─── Information supplied ───

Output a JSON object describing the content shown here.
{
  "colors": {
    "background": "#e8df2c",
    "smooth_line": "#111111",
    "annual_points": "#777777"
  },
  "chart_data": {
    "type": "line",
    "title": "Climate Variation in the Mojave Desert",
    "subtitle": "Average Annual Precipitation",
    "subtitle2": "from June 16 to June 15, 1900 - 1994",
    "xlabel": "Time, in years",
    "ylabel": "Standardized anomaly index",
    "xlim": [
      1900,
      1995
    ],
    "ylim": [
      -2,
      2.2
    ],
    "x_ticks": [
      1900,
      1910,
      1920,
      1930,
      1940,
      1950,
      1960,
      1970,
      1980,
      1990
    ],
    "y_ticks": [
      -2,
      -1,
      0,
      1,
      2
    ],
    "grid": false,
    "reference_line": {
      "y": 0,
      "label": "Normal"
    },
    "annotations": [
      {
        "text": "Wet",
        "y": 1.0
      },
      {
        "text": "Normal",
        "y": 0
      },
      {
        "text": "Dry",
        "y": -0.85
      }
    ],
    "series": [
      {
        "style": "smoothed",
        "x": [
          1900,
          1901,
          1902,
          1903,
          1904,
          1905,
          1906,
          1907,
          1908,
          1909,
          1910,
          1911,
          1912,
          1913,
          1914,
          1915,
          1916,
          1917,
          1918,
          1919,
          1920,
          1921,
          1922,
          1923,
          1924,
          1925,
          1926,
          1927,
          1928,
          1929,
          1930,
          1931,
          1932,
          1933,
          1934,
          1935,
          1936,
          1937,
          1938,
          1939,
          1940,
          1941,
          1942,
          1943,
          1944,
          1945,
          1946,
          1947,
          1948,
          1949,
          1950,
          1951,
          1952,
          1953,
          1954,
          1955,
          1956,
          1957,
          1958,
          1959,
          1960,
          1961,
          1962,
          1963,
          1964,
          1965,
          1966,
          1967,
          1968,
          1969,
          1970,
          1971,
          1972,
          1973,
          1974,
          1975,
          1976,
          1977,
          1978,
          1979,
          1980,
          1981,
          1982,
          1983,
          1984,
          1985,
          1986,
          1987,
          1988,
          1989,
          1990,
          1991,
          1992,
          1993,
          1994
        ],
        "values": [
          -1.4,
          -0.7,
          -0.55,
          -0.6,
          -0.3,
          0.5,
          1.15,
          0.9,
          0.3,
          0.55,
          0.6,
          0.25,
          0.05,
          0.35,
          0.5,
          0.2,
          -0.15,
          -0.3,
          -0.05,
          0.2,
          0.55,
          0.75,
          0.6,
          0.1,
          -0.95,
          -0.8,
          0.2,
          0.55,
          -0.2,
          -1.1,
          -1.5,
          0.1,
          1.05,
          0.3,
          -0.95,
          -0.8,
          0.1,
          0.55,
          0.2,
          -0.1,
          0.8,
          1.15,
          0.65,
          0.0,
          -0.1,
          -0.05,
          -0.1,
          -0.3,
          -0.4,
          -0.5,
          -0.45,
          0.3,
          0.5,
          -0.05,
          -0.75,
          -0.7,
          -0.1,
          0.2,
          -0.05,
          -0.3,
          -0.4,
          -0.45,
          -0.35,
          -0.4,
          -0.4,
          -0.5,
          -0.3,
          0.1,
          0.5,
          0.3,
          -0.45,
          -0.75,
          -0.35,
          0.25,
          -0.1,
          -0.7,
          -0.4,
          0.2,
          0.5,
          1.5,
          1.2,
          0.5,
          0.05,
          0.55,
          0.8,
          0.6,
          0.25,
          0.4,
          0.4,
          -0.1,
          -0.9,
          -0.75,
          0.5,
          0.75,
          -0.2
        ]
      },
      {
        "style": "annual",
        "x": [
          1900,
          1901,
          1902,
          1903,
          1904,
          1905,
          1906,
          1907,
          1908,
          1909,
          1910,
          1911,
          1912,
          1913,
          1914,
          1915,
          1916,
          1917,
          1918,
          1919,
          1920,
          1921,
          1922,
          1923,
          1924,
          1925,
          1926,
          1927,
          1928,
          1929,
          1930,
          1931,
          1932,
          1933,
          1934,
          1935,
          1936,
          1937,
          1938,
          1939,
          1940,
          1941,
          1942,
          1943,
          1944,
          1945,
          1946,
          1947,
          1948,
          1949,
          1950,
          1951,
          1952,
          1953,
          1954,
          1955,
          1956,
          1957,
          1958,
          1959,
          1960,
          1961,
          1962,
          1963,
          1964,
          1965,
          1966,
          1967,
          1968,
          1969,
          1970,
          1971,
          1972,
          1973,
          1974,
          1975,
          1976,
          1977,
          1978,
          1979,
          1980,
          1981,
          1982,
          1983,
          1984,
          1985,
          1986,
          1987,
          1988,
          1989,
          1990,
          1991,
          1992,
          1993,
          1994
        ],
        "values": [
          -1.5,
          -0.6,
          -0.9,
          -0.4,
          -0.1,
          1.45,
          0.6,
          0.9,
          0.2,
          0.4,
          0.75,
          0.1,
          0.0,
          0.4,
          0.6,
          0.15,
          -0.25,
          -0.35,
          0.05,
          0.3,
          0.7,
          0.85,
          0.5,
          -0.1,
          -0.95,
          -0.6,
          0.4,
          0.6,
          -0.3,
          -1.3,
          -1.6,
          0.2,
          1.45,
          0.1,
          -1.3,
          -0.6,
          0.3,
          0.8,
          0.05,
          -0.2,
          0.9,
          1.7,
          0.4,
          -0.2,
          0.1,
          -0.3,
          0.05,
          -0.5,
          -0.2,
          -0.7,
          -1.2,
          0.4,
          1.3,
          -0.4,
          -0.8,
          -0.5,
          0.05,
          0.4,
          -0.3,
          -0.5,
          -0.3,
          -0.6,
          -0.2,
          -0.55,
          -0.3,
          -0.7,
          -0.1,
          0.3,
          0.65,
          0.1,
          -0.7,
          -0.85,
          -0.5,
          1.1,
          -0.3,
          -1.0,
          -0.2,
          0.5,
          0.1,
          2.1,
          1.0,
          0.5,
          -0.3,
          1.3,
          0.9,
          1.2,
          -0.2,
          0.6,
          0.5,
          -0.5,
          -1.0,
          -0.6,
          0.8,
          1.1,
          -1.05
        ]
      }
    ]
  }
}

───

- **Written instruction**: Transcribe the entire listing above precisely.

- **Reply**:
Output a JSON object describing the content shown here.
{
  "colors": {
    "background": "#e8df2c",
    "smooth_line": "#111111",
    "annual_points": "#777777"
  },
  "chart_data": {
    "type": "line",
    "title": "Climate Variation in the Mojave Desert",
    "subtitle": "Average Annual Precipitation",
    "subtitle2": "from June 16 to June 15, 1900 - 1994",
    "xlabel": "Time, in years",
    "ylabel": "Standardized anomaly index",
    "xlim": [
      1900,
      1995
    ],
    "ylim": [
      -2,
      2.2
    ],
    "x_ticks": [
      1900,
      1910,
      1920,
      1930,
      1940,
      1950,
      1960,
      1970,
      1980,
      1990
    ],
    "y_ticks": [
      -2,
      -1,
      0,
      1,
      2
    ],
    "grid": false,
    "reference_line": {
      "y": 0,
      "label": "Normal"
    },
    "annotations": [
      {
        "text": "Wet",
        "y": 1.0
      },
      {
        "text": "Normal",
        "y": 0
      },
      {
        "text": "Dry",
        "y": -0.85
      }
    ],
    "series": [
      {
        "style": "smoothed",
        "x": [
          1900,
          1901,
          1902,
          1903,
          1904,
          1905,
          1906,
          1907,
          1908,
          1909,
          1910,
          1911,
          1912,
          1913,
          1914,
          1915,
          1916,
          1917,
          1918,
          1919,
          1920,
          1921,
          1922,
          1923,
          1924,
          1925,
          1926,
          1927,
          1928,
          1929,
          1930,
          1931,
          1932,
          1933,
          1934,
          1935,
          1936,
          1937,
          1938,
          1939,
          1940,
          1941,
          1942,
          1943,
          1944,
          1945,
          1946,
          1947,
          1948,
          1949,
          1950,
          1951,
          1952,
          1953,
          1954,
          1955,
          1956,
          1957,
          1958,
          1959,
          1960,
          1961,
          1962,
          1963,
          1964,
          1965,
          1966,
          1967,
          1968,
          1969,
          1970,
          1971,
          1972,
          1973,
          1974,
          1975,
          1976,
          1977,
          1978,
          1979,
          1980,
          1981,
          1982,
          1983,
          1984,
          1985,
          1986,
          1987,
          1988,
          1989,
          1990,
          1991,
          1992,
          1993,
          1994
        ],
        "values": [
          -1.4,
          -0.7,
          -0.55,
          -0.6,
          -0.3,
          0.5,
          1.15,
          0.9,
          0.3,
          0.55,
          0.6,
          0.25,
          0.05,
          0.35,
          0.5,
          0.2,
          -0.15,
          -0.3,
          -0.05,
          0.2,
          0.55,
          0.75,
          0.6,
          0.1,
          -0.95,
          -0.8,
          0.2,
          0.55,
          -0.2,
          -1.1,
          -1.5,
          0.1,
          1.05,
          0.3,
          -0.95,
          -0.8,
          0.1,
          0.55,
          0.2,
          -0.1,
          0.8,
          1.15,
          0.65,
          0.0,
          -0.1,
          -0.05,
          -0.1,
          -0.3,
          -0.4,
          -0.5,
          -0.45,
          0.3,
          0.5,
          -0.05,
          -0.75,
          -0.7,
          -0.1,
          0.2,
          -0.05,
          -0.3,
          -0.4,
          -0.45,
          -0.35,
          -0.4,
          -0.4,
          -0.5,
          -0.3,
          0.1,
          0.5,
          0.3,
          -0.45,
          -0.75,
          -0.35,
          0.25,
          -0.1,
          -0.7,
          -0.4,
          0.2,
          0.5,
          1.5,
          1.2,
          0.5,
          0.05,
          0.55,
          0.8,
          0.6,
          0.25,
          0.4,
          0.4,
          -0.1,
          -0.9,
          -0.75,
          0.5,
          0.75,
          -0.2
        ]
      },
      {
        "style": "annual",
        "x": [
          1900,
          1901,
          1902,
          1903,
          1904,
          1905,
          1906,
          1907,
          1908,
          1909,
          1910,
          1911,
          1912,
          1913,
          1914,
          1915,
          1916,
          1917,
          1918,
          1919,
          1920,
          1921,
          1922,
          1923,
          1924,
          1925,
          1926,
          1927,
          1928,
          1929,
          1930,
          1931,
          1932,
          1933,
          1934,
          1935,
          1936,
          1937,
          1938,
          1939,
          1940,
          1941,
          1942,
          1943,
          1944,
          1945,
          1946,
          1947,
          1948,
          1949,
          1950,
          1951,
          1952,
          1953,
          1954,
          1955,
          1956,
          1957,
          1958,
          1959,
          1960,
          1961,
          1962,
          1963,
          1964,
          1965,
          1966,
          1967,
          1968,
          1969,
          1970,
          1971,
          1972,
          1973,
          1974,
          1975,
          1976,
          1977,
          1978,
          1979,
          1980,
          1981,
          1982,
          1983,
          1984,
          1985,
          1986,
          1987,
          1988,
          1989,
          1990,
          1991,
          1992,
          1993,
          1994
        ],
        "values": [
          -1.5,
          -0.6,
          -0.9,
          -0.4,
          -0.1,
          1.45,
          0.6,
          0.9,
          0.2,
          0.4,
          0.75,
          0.1,
          0.0,
          0.4,
          0.6,
          0.15,
          -0.25,
          -0.35,
          0.05,
          0.3,
          0.7,
          0.85,
          0.5,
          -0.1,
          -0.95,
          -0.6,
          0.4,
          0.6,
          -0.3,
          -1.3,
          -1.6,
          0.2,
          1.45,
          0.1,
          -1.3,
          -0.6,
          0.3,
          0.8,
          0.05,
          -0.2,
          0.9,
          1.7,
          0.4,
          -0.2,
          0.1,
          -0.3,
          0.05,
          -0.5,
          -0.2,
          -0.7,
          -1.2,
          0.4,
          1.3,
          -0.4,
          -0.8,
          -0.5,
          0.05,
          0.4,
          -0.3,
          -0.5,
          -0.3,
          -0.6,
          -0.2,
          -0.55,
          -0.3,
          -0.7,
          -0.1,
          0.3,
          0.65,
          0.1,
          -0.7,
          -0.85,
          -0.5,
          1.1,
          -0.3,
          -1.0,
          -0.2,
          0.5,
          0.1,
          2.1,
          1.0,
          0.5,
          -0.3,
          1.3,
          0.9,
          1.2,
          -0.2,
          0.6,
          0.5,
          -0.5,
          -1.0,
          -0.6,
          0.8,
          1.1,
          -1.05
        ]
      }
    ]
  }
}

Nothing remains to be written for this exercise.